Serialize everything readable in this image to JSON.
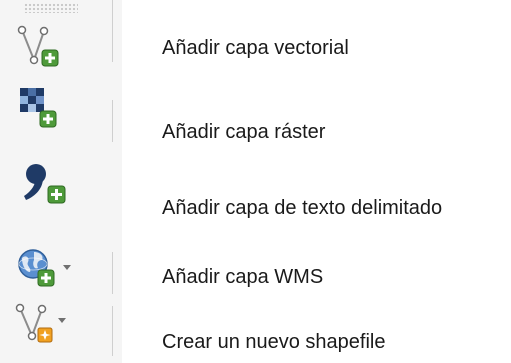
{
  "toolbar": {
    "items": [
      {
        "label": "Añadir capa vectorial",
        "icon": "add-vector-layer-icon",
        "has_dropdown": false
      },
      {
        "label": "Añadir capa ráster",
        "icon": "add-raster-layer-icon",
        "has_dropdown": false
      },
      {
        "label": "Añadir capa de texto delimitado",
        "icon": "add-delimited-text-layer-icon",
        "has_dropdown": false
      },
      {
        "label": "Añadir capa WMS",
        "icon": "add-wms-layer-icon",
        "has_dropdown": true
      },
      {
        "label": "Crear un nuevo shapefile",
        "icon": "new-shapefile-icon",
        "has_dropdown": true
      }
    ]
  },
  "colors": {
    "plus_badge": "#4e9a3a",
    "new_badge": "#f0a020",
    "raster_dark": "#1f3a66",
    "comma_shape": "#1f3a66"
  }
}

## [TASK DESCRIPTION]
Exclude the pictures and transcribe all of the entries exactly.

## [TASK RESULT]
Serialize everything readable in this image to JSON.
{
  "toolbar": {
    "items": [
      {
        "label": "Añadir capa vectorial",
        "icon": "add-vector-layer-icon",
        "has_dropdown": false
      },
      {
        "label": "Añadir capa ráster",
        "icon": "add-raster-layer-icon",
        "has_dropdown": false
      },
      {
        "label": "Añadir capa de texto delimitado",
        "icon": "add-delimited-text-layer-icon",
        "has_dropdown": false
      },
      {
        "label": "Añadir capa WMS",
        "icon": "add-wms-layer-icon",
        "has_dropdown": true
      },
      {
        "label": "Crear un nuevo shapefile",
        "icon": "new-shapefile-icon",
        "has_dropdown": true
      }
    ]
  },
  "colors": {
    "plus_badge": "#4e9a3a",
    "new_badge": "#f0a020",
    "raster_dark": "#1f3a66",
    "comma_shape": "#1f3a66"
  }
}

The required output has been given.